| SET PROBLEM |
Go through the data below. List every line that holds the word "text".

| RECORD SET |
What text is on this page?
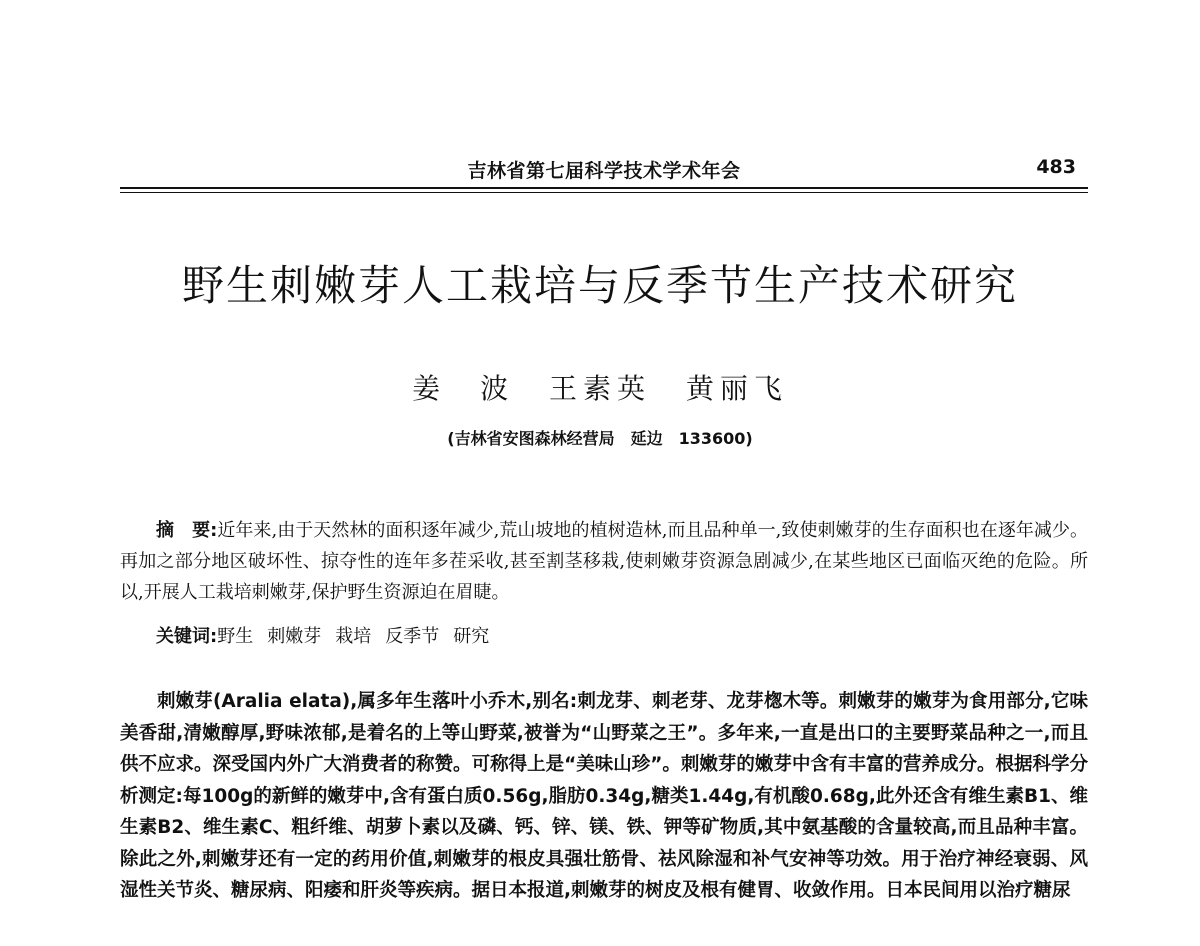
吉林省第七届科学技术学术年会	483
野生刺嫩芽人工栽培与反季节生产技术研究
姜　波 王素英 黄丽飞
(吉林省安图森林经营局　延边　133600)

摘　要:近年来,由于天然林的面积逐年减少,荒山坡地的植树造林,而且品种单一,致使刺嫩芽的生存面积也在逐年减少。再加之部分地区破坏性、掠夺性的连年多茬采收,甚至割茎移栽,使刺嫩芽资源急剧减少,在某些地区已面临灭绝的危险。所以,开展人工栽培刺嫩芽,保护野生资源迫在眉睫。

关键词:野生 刺嫩芽 栽培 反季节 研究

刺嫩芽(Aralia elata),属多年生落叶小乔木,别名:刺龙芽、刺老芽、龙芽楤木等。刺嫩芽的嫩芽为食用部分,它味美香甜,清嫩醇厚,野味浓郁,是着名的上等山野菜,被誉为“山野菜之王”。多年来,一直是出口的主要野菜品种之一,而且供不应求。深受国内外广大消费者的称赞。可称得上是“美味山珍”。刺嫩芽的嫩芽中含有丰富的营养成分。根据科学分析测定:每100g的新鲜的嫩芽中,含有蛋白质0.56g,脂肪0.34g,糖类1.44g,有机酸0.68g,此外还含有维生素B1、维生素B2、维生素C、粗纤维、胡萝卜素以及磷、钙、锌、镁、铁、钾等矿物质,其中氨基酸的含量较高,而且品种丰富。除此之外,刺嫩芽还有一定的药用价值,刺嫩芽的根皮具强壮筋骨、祛风除湿和补气安神等功效。用于治疗神经衰弱、风湿性关节炎、糖尿病、阳痿和肝炎等疾病。据日本报道,刺嫩芽的树皮及根有健胃、收敛作用。日本民间用以治疗糖尿
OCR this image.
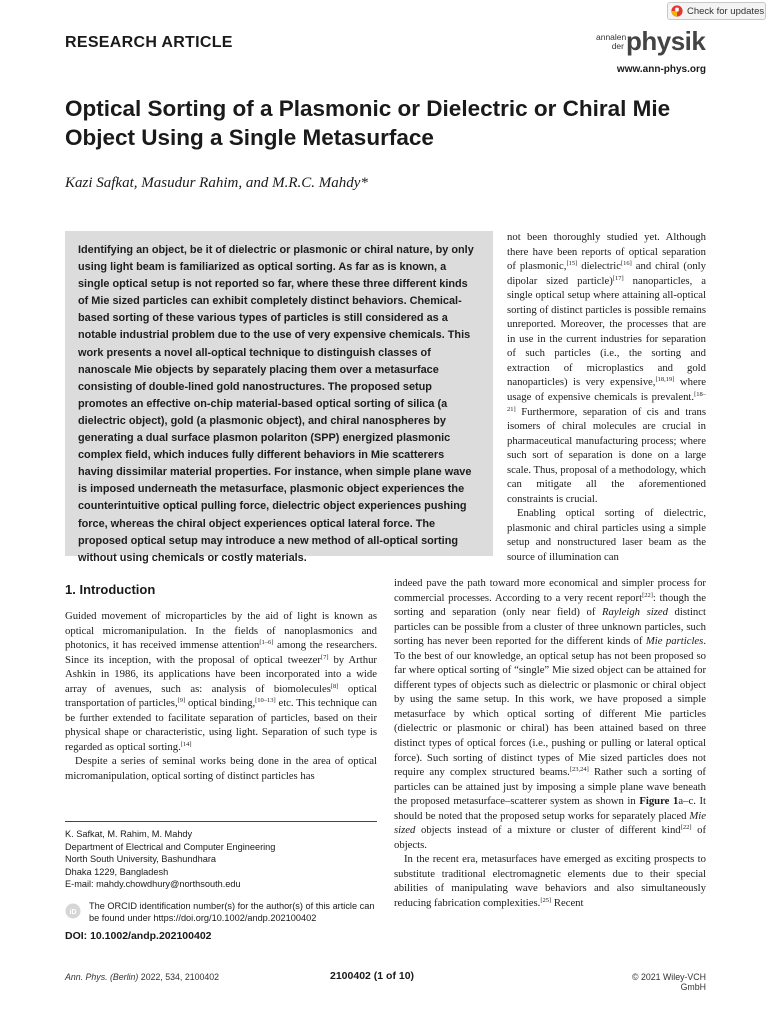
Check for updates
RESEARCH ARTICLE	annalen
der physik
www.ann-phys.org
Optical Sorting of a Plasmonic or Dielectric or Chiral Mie Object Using a Single Metasurface
Kazi Safkat, Masudur Rahim, and M.R.C. Mahdy*

Identifying an object, be it of dielectric or plasmonic or chiral nature, by only using light beam is familiarized as optical sorting. As far as is known, a single optical setup is not reported so far, where these three different kinds of Mie sized particles can exhibit completely distinct behaviors. Chemical-based sorting of these various types of particles is still considered as a notable industrial problem due to the use of very expensive chemicals. This work presents a novel all-optical technique to distinguish classes of nanoscale Mie objects by separately placing them over a metasurface consisting of double-lined gold nanostructures. The proposed setup promotes an effective on-chip material-based optical sorting of silica (a dielectric object), gold (a plasmonic object), and chiral nanospheres by generating a dual surface plasmon polariton (SPP) energized plasmonic complex field, which induces fully different behaviors in Mie scatterers having dissimilar material properties. For instance, when simple plane wave is imposed underneath the metasurface, plasmonic object experiences the counterintuitive optical pulling force, dielectric object experiences pushing force, whereas the chiral object experiences optical lateral force. The proposed optical setup may introduce a new method of all-optical sorting without using chemicals or costly materials.

not been thoroughly studied yet. Although there have been reports of optical separation of plasmonic,[15] dielectric[16] and chiral (only dipolar sized particle)[17] nanoparticles, a single optical setup where attaining all-optical sorting of distinct particles is possible remains unreported. Moreover, the processes that are in use in the current industries for separation of such particles (i.e., the sorting and extraction of microplastics and gold nanoparticles) is very expensive,[18,19] where usage of expensive chemicals is prevalent.[18–21] Furthermore, separation of cis and trans isomers of chiral molecules are crucial in pharmaceutical manufacturing process; where such sort of separation is done on a large scale. Thus, proposal of a methodology, which can mitigate all the aforementioned constraints is crucial.

Enabling optical sorting of dielectric, plasmonic and chiral particles using a simple setup and nonstructured laser beam as the source of illumination can

1. Introduction

Guided movement of microparticles by the aid of light is known as optical micromanipulation. In the fields of nanoplasmonics and photonics, it has received immense attention[1–6] among the researchers. Since its inception, with the proposal of optical tweezer[7] by Arthur Ashkin in 1986, its applications have been incorporated into a wide array of avenues, such as: analysis of biomolecules[8] optical transportation of particles,[9] optical binding,[10–13] etc. This technique can be further extended to facilitate separation of particles, based on their physical shape or characteristic, using light. Separation of such type is regarded as optical sorting.[14]

Despite a series of seminal works being done in the area of optical micromanipulation, optical sorting of distinct particles has

indeed pave the path toward more economical and simpler process for commercial processes. According to a very recent report[22]: though the sorting and separation (only near field) of Rayleigh sized distinct particles can be possible from a cluster of three unknown particles, such sorting has never been reported for the different kinds of Mie particles. To the best of our knowledge, an optical setup has not been proposed so far where optical sorting of “single” Mie sized object can be attained for different types of objects such as dielectric or plasmonic or chiral object by using the same setup. In this work, we have proposed a simple metasurface by which optical sorting of different Mie particles (dielectric or plasmonic or chiral) has been attained based on three distinct types of optical forces (i.e., pushing or pulling or lateral optical force). Such sorting of distinct types of Mie sized particles does not require any complex structured beams.[23,24] Rather such a sorting of particles can be attained just by imposing a simple plane wave beneath the proposed metasurface–scatterer system as shown in Figure 1a–c. It should be noted that the proposed setup works for separately placed Mie sized objects instead of a mixture or cluster of different kind[22] of objects.

In the recent era, metasurfaces have emerged as exciting prospects to substitute traditional electromagnetic elements due to their special abilities of manipulating wave behaviors and also simultaneously reducing fabrication complexities.[25] Recent

K. Safkat, M. Rahim, M. Mahdy
Department of Electrical and Computer Engineering
North South University, Bashundhara
Dhaka 1229, Bangladesh
E-mail: mahdy.chowdhury@northsouth.edu
iD
The ORCID identification number(s) for the author(s) of this article can be found under https://doi.org/10.1002/andp.202100402
DOI: 10.1002/andp.202100402
Ann. Phys. (Berlin) 2022, 534, 2100402	2100402 (1 of 10)	© 2021 Wiley-VCH GmbH
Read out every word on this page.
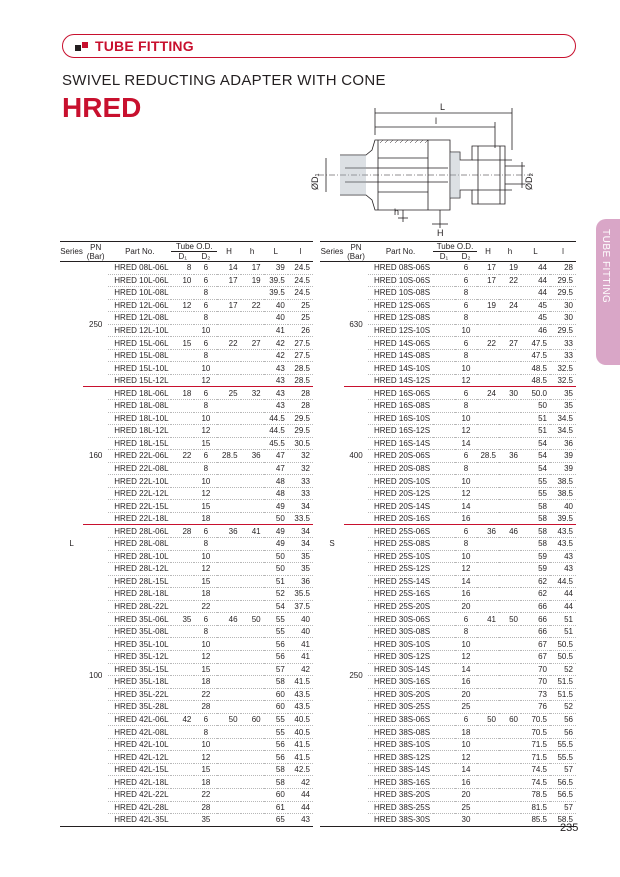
TUBE FITTING
SWIVEL REDUCTING ADAPTER WITH CONE
HRED
TUBE FITTING
L
l
ØD₁	ØD₂
h
H
Series	PN
(Bar)	Part No.	Tube O.D.		H	h	L	l
			D₁	D₂				
L	250	HRED 08L-06L	8	6	14	17	39	24.5
		HRED 10L-06L	10	6	17	19	39.5	24.5
		HRED 10L-08L		8			39.5	24.5
		HRED 12L-06L	12	6	17	22	40	25
		HRED 12L-08L		8			40	25
		HRED 12L-10L		10			41	26
		HRED 15L-06L	15	6	22	27	42	27.5
		HRED 15L-08L		8			42	27.5
		HRED 15L-10L		10			43	28.5
		HRED 15L-12L		12			43	28.5
	160	HRED 18L-06L	18	6	25	32	43	28
		HRED 18L-08L		8			43	28
		HRED 18L-10L		10			44.5	29.5
		HRED 18L-12L		12			44.5	29.5
		HRED 18L-15L		15			45.5	30.5
		HRED 22L-06L	22	6	28.5	36	47	32
		HRED 22L-08L		8			47	32
		HRED 22L-10L		10			48	33
		HRED 22L-12L		12			48	33
		HRED 22L-15L		15			49	34
		HRED 22L-18L		18			50	33.5
	100	HRED 28L-06L	28	6	36	41	49	34
		HRED 28L-08L		8			49	34
		HRED 28L-10L		10			50	35
		HRED 28L-12L		12			50	35
		HRED 28L-15L		15			51	36
		HRED 28L-18L		18			52	35.5
		HRED 28L-22L		22			54	37.5
		HRED 35L-06L	35	6	46	50	55	40
		HRED 35L-08L		8			55	40
		HRED 35L-10L		10			56	41
		HRED 35L-12L		12			56	41
		HRED 35L-15L		15			57	42
		HRED 35L-18L		18			58	41.5
		HRED 35L-22L		22			60	43.5
		HRED 35L-28L		28			60	43.5
		HRED 42L-06L	42	6	50	60	55	40.5
		HRED 42L-08L		8			55	40.5
		HRED 42L-10L		10			56	41.5
		HRED 42L-12L		12			56	41.5
		HRED 42L-15L		15			58	42.5
		HRED 42L-18L		18			58	42
		HRED 42L-22L		22			60	44
		HRED 42L-28L		28			61	44
		HRED 42L-35L		35			65	43
Series	PN
(Bar)	Part No.	Tube O.D.		H	h	L	l
			D₁	D₂				
S	630	HRED 08S-06S		6	17	19	44	28
		HRED 10S-06S		6	17	22	44	29.5
		HRED 10S-08S		8			44	29.5
		HRED 12S-06S		6	19	24	45	30
		HRED 12S-08S		8			45	30
		HRED 12S-10S		10			46	29.5
		HRED 14S-06S		6	22	27	47.5	33
		HRED 14S-08S		8			47.5	33
		HRED 14S-10S		10			48.5	32.5
		HRED 14S-12S		12			48.5	32.5
	400	HRED 16S-06S		6	24	30	50.0	35
		HRED 16S-08S		8			50	35
		HRED 16S-10S		10			51	34.5
		HRED 16S-12S		12			51	34.5
		HRED 16S-14S		14			54	36
		HRED 20S-06S		6	28.5	36	54	39
		HRED 20S-08S		8			54	39
		HRED 20S-10S		10			55	38.5
		HRED 20S-12S		12			55	38.5
		HRED 20S-14S		14			58	40
		HRED 20S-16S		16			58	39.5
	250	HRED 25S-06S		6	36	46	58	43.5
		HRED 25S-08S		8			58	43.5
		HRED 25S-10S		10			59	43
		HRED 25S-12S		12			59	43
		HRED 25S-14S		14			62	44.5
		HRED 25S-16S		16			62	44
		HRED 25S-20S		20			66	44
		HRED 30S-06S		6	41	50	66	51
		HRED 30S-08S		8			66	51
		HRED 30S-10S		10			67	50.5
		HRED 30S-12S		12			67	50.5
		HRED 30S-14S		14			70	52
		HRED 30S-16S		16			70	51.5
		HRED 30S-20S		20			73	51.5
		HRED 30S-25S		25			76	52
		HRED 38S-06S		6	50	60	70.5	56
		HRED 38S-08S		18			70.5	56
		HRED 38S-10S		10			71.5	55.5
		HRED 38S-12S		12			71.5	55.5
		HRED 38S-14S		14			74.5	57
		HRED 38S-16S		16			74.5	56.5
		HRED 38S-20S		20			78.5	56.5
		HRED 38S-25S		25			81.5	57
		HRED 38S-30S		30			85.5	58.5
235
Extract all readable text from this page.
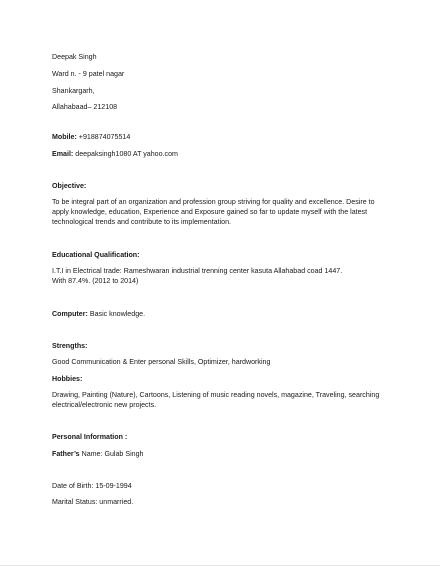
Deepak Singh
Ward n. - 9 patel nagar
Shankargarh,
Allahabaad– 212108
Mobile: +918874075514
Email: deepaksingh1080 AT yahoo.com
Objective:
To be integral part of an organization and profession group striving for quality and excellence. Desire to apply knowledge, education, Experience and Exposure gained so far to update myself with the latest technological trends and contribute to its implementation.
Educational Qualification:
I.T.I in Electrical trade: Rameshwaran industrial trenning center kasuta Allahabad coad 1447. With 87.4%. (2012 to 2014)
Computer: Basic knowledge.
Strengths:
Good Communication & Enter personal Skills, Optimizer, hardworking
Hobbies:
Drawing, Painting (Nature), Cartoons, Listening of music reading novels, magazine, Traveling, searching electrical/electronic new projects.
Personal Information :
Father’s Name: Gulab Singh
Date of Birth: 15-09-1994
Marital Status: unmarried.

| EXERCISE RESPONSE |
What text is on this page?
Extract all readable text from this page.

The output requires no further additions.